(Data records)
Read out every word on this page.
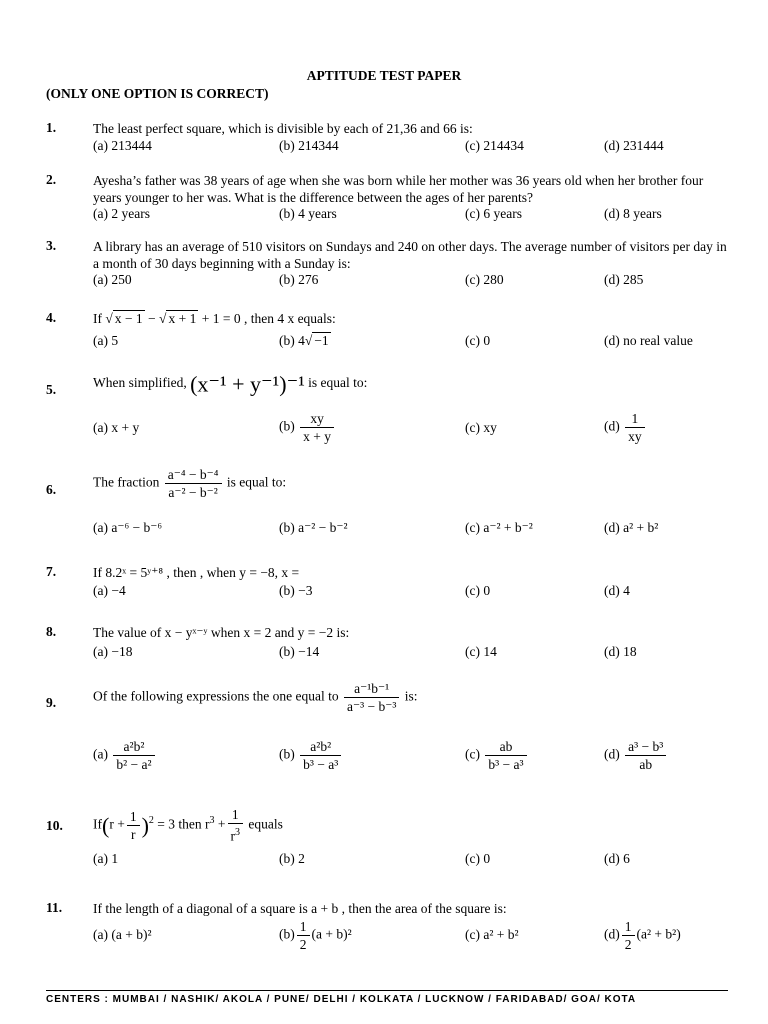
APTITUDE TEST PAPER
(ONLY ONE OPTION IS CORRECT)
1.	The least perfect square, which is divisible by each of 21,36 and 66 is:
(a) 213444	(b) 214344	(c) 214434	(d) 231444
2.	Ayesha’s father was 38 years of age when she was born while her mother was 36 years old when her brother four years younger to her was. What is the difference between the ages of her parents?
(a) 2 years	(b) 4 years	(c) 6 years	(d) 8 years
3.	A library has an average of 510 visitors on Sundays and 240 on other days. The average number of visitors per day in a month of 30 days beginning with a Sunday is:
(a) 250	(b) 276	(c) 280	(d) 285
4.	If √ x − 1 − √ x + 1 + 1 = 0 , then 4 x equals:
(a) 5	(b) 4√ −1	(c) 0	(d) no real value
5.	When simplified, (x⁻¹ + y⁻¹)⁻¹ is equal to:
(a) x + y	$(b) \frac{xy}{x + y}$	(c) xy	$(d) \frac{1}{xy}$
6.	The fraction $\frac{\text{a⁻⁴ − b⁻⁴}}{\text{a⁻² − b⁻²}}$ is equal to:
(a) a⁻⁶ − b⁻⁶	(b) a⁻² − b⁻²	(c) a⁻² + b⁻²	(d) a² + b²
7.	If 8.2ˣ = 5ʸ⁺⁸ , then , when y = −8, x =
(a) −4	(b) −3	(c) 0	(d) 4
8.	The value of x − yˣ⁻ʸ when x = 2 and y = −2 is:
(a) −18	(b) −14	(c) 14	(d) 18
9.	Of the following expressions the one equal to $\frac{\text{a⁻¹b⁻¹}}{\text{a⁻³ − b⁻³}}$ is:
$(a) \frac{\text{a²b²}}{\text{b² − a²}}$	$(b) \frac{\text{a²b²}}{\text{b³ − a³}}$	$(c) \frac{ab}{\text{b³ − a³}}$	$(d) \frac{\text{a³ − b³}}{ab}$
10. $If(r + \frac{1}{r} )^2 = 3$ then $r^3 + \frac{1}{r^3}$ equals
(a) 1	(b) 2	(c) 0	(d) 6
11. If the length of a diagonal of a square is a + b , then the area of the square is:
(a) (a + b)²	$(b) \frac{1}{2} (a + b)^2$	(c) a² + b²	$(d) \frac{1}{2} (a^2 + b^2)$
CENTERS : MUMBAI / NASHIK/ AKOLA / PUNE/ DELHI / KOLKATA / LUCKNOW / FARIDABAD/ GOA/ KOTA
==
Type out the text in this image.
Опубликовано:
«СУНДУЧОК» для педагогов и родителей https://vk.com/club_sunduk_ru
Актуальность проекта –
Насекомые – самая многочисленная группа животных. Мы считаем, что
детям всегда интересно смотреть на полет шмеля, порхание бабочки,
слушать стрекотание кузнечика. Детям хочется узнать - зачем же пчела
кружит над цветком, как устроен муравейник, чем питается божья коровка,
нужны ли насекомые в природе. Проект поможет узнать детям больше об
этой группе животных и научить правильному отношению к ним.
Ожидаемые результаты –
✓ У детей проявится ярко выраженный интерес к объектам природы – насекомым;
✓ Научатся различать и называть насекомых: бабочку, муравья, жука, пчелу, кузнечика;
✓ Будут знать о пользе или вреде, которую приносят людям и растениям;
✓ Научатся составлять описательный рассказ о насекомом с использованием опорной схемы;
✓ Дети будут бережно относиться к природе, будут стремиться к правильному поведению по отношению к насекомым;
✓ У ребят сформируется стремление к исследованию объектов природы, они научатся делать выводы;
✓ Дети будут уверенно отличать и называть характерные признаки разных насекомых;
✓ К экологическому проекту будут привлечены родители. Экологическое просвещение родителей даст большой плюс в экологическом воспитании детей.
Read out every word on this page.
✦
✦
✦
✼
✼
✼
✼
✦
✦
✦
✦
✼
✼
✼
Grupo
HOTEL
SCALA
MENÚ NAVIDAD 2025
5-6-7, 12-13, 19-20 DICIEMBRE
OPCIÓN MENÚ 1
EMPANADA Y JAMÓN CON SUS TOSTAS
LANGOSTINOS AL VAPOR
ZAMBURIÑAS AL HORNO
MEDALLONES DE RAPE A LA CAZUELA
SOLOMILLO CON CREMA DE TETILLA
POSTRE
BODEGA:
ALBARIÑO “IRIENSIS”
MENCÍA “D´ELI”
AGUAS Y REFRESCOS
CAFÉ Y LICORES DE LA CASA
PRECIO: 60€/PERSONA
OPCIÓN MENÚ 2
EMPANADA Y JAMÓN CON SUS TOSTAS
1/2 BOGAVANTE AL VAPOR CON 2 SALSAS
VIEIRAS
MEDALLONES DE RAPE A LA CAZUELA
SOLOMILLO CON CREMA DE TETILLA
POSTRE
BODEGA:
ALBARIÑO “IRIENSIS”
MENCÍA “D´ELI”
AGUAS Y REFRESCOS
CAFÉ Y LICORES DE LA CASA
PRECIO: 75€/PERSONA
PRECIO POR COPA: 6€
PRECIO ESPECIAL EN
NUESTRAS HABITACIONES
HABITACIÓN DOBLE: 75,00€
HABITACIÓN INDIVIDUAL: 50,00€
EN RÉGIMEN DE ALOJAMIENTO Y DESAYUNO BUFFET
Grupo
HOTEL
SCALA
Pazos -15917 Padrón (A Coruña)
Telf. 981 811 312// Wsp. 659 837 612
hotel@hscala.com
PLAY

_WORK TO BE COMPLETED_
Pull every line containing the word "VAPOR" out of the entries above.

_EXERCISE ANSWER_
LANGOSTINOS AL VAPOR
1/2 BOGAVANTE AL VAPOR CON 2 SALSAS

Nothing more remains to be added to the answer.